次の subgoal は IH で rewrite するのですが,たぶん束縛変数を含む項は rewrite できないのでまず intros します。
Unnamed_thm0 < intros.
1 subgoal
A : Type
a : A
xs : list A
IHxs : forall ys zs : list A, xs ++ ys ++ zs = (xs ++ ys) ++ zs
ys : list A
zs : list A
============================
(a :: xs) ++ ys ++ zs = ((a :: xs) ++ ys) ++ zs
Unnamed_thm0 < Show Proof.
LOC:
Subgoals
1 -> forall (A : Type) (a : A) (xs : list A),
(forall ys zs : list A, xs ++ ys ++ zs = (xs ++ ys) ++ zs) ->
forall ys zs : list A, (a :: xs) ++ ys ++ zs = ((a :: xs) ++ ys) ++ zs
Proof: fun (A : Type) (xs : list A) =>
list_ind
(fun xs0 : list A =>
forall ys zs : list A, xs0 ++ ys ++ zs = (xs0 ++ ys) ++ zs)
(fun ys zs : list A => eq_refl (ys ++ zs))
(fun (a : A) (xs0 : list A)
(IHxs : forall ys zs : list A,
xs0 ++ ys ++ zs = (xs0 ++ ys) ++ zs)
(ys zs : list A) => ?1 A a xs0 IHxs ys zs) xs
おそらく予想通りでしょうが,関数抽象が現れました。書き換えます。
Unnamed_thm0 < rewrite IHxs. Toplevel input, characters 0-12: > rewrite IHxs. > ^^^^^^^^^^^^ Error: Found no subterm matching "xs ++ ?117 ++ ?118" in the current goal.
間違えました。先に simpl しないと書き換えられる形になりません。
Unnamed_thm0 < simpl; rewrite IHxs.
1 subgoal
A : Type
a : A
xs : list A
IHxs : forall ys zs : list A, xs ++ ys ++ zs = (xs ++ ys) ++ zs
ys : list A
zs : list A
============================
a :: (xs ++ ys) ++ zs = a :: (xs ++ ys) ++ zs
Unnamed_thm0 < Show Proof.
LOC:
Subgoals
1 -> forall (A : Type) (a : A) (xs : list A),
(forall ys zs : list A, xs ++ ys ++ zs = (xs ++ ys) ++ zs) ->
forall ys zs : list A, a :: (xs ++ ys) ++ zs = a :: (xs ++ ys) ++ zs
Proof: fun (A : Type) (xs : list A) =>
list_ind
(fun xs0 : list A =>
forall ys zs : list A, xs0 ++ ys ++ zs = (xs0 ++ ys) ++ zs)

提示された記録
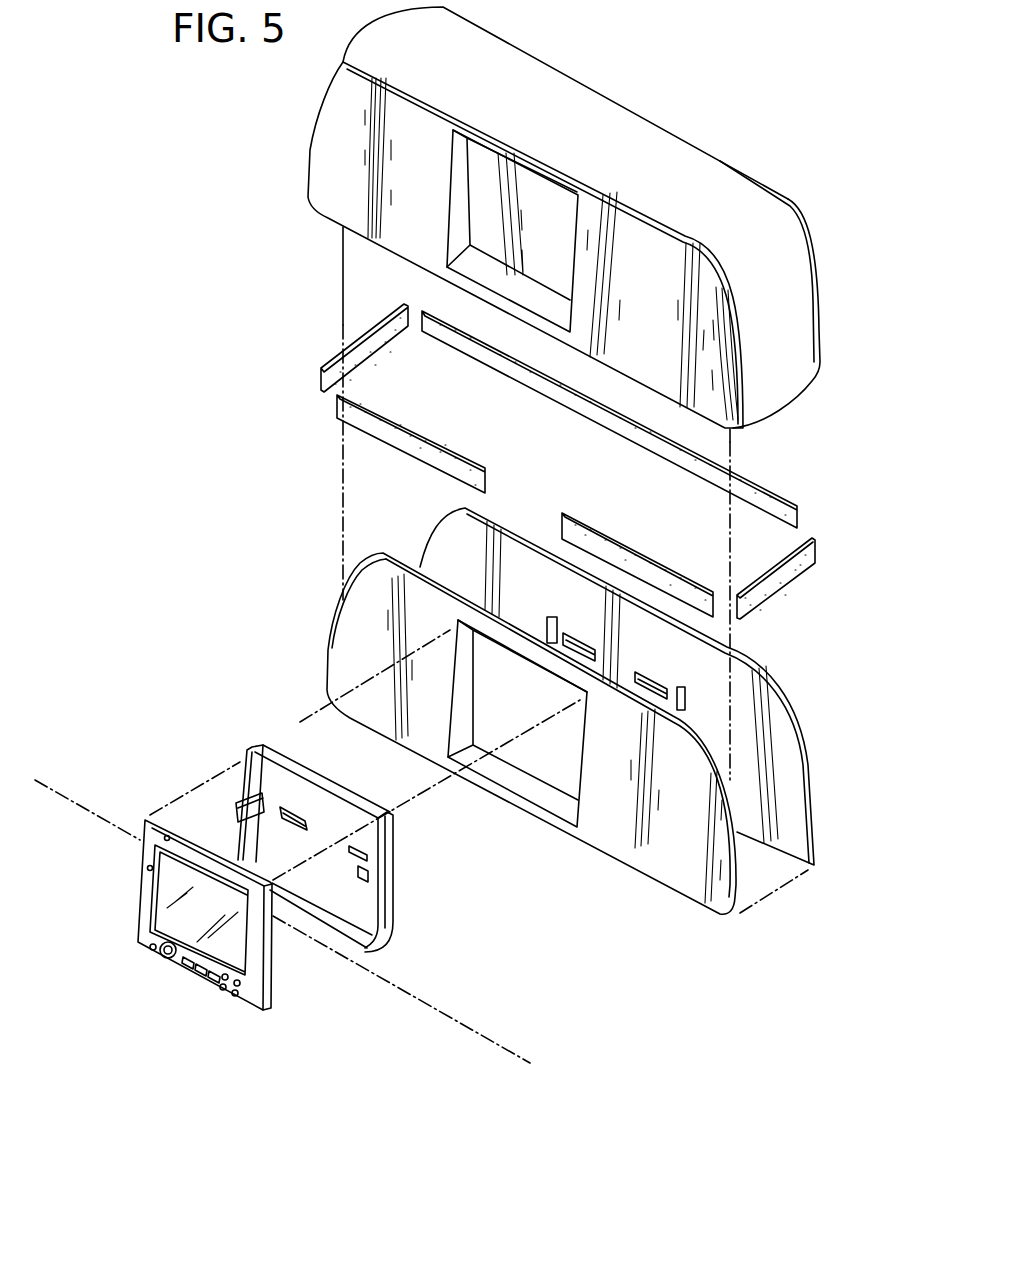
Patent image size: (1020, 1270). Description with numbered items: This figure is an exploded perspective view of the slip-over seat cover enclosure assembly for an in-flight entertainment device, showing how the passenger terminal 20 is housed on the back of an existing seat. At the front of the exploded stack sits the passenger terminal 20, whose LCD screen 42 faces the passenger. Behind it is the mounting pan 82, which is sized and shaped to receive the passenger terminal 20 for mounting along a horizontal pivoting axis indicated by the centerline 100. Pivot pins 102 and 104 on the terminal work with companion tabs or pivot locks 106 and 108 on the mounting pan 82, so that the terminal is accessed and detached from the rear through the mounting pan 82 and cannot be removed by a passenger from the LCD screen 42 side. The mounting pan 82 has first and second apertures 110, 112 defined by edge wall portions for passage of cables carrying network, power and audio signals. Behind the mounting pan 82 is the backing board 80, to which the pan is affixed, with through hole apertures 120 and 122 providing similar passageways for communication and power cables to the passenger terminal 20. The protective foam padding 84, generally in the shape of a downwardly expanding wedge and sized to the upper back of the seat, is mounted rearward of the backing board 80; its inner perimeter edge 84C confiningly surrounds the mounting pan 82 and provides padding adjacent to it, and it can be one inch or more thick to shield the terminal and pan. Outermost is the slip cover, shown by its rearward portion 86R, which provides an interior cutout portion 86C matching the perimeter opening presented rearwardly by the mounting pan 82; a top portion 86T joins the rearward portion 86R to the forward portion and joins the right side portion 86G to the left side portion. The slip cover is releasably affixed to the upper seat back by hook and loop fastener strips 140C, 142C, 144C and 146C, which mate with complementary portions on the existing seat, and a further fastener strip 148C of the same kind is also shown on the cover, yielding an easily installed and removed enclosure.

The passenger terminal 20 is at (215, 986).
The LCD screen 42 is at (238, 946).
The backing board 80 is at (690, 858).
The mounting pan 82 is at (394, 860).
The protective foam padding 84 is at (345, 648).
The inner perimeter edge 84C is at (530, 781).
The rearward portion 86R is at (312, 150).
The top portion 86T is at (554, 114).
The interior cutout portion 86C is at (534, 182).
The right side portion 86G is at (773, 288).
The centerline 100 is at (475, 1034).
The pivot pin 102 is at (142, 840).
The pivot pin 104 is at (268, 917).
The pivot lock 106 is at (235, 812).
The pivot lock 108 is at (373, 877).
The first aperture 110 is at (292, 808).
The second aperture 112 is at (352, 863).
The through hole aperture 120 is at (577, 639).
The through hole aperture 122 is at (652, 678).
The hook and loop fastener strip 140C is at (602, 533).
The hook and loop fastener strip 142C is at (780, 581).
The hook and loop fastener strip 144C is at (570, 412).
The hook and loop fastener strip 146C is at (334, 361).
The cushion strip 148C is at (380, 404).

課題一覧
(A) Coq の証明を扱った本文によると、最初の rewrite IHxs が失敗したのは、先に何をしなかったためですか。
(B) Coq の証明を扱った本文で、intros の直後に表示された文脈に並ぶ仮定の名前をすべて挙げてください。
(C) Coq の証明を扱った本文を、最後に示された行の後から書き継いでください。

期待される結果
(A) 先に simpl をしなかったためです。

(B) A、a、xs、IHxs、ys、zs

(C)
(fun ys zs : list A => eq_refl (ys ++ zs))
(fun (a : A) (xs0 : list A)
(IHxs : forall ys zs : list A,
xs0 ++ ys ++ zs = (xs0 ++ ys) ++ zs)
(ys zs : list A) =>
eq_ind_r (fun l : list A => a :: l = a :: (xs0 ++ ys) ++ zs)
(?1 A a xs0 IHxs ys zs) (IHxs ys zs)) xs
例によつて eq_ind_r が現れました。
ついてきてますか。ぼくは proof term を真面目に読まないで適当にやってたらよくわからなくなってやり直しました。
でも subgoal は自明な等式なので,とりあえず証明は完成です。
Unnamed_thm0 < reflexivity.
Proof completed.
Unnamed_thm0 < Show Proof.
LOC:
Subgoals
Proof: fun (A : Type) (xs : list A) =>
list_ind
(fun xs0 : list A =>
forall ys zs : list A, xs0 ++ ys ++ zs = (xs0 ++ ys) ++ zs)
(fun ys zs : list A => eq_refl (ys ++ zs))
(fun (a : A) (xs0 : list A)
(IHxs : forall ys zs : list A,
xs0 ++ ys ++ zs = (xs0 ++ ys) ++ zs)
(ys zs : list A) =>
eq_ind_r (fun l : list A => a :: l = a :: (xs0 ++ ys) ++ zs)
(eq_refl (a :: (xs0 ++ ys) ++ zs)) (IHxs ys zs)) xs
Unnamed_thm0 < Qed.
induction xs.
simpl.
reflexivity.
intros.
simpl; rewrite IHxs.
reflexivity.
Unnamed_thm0 is defined
新しい発見があったのかなかったのかよくわかりませんでしたが,どうやら簡約は proof term に影響を及ぼさないようです。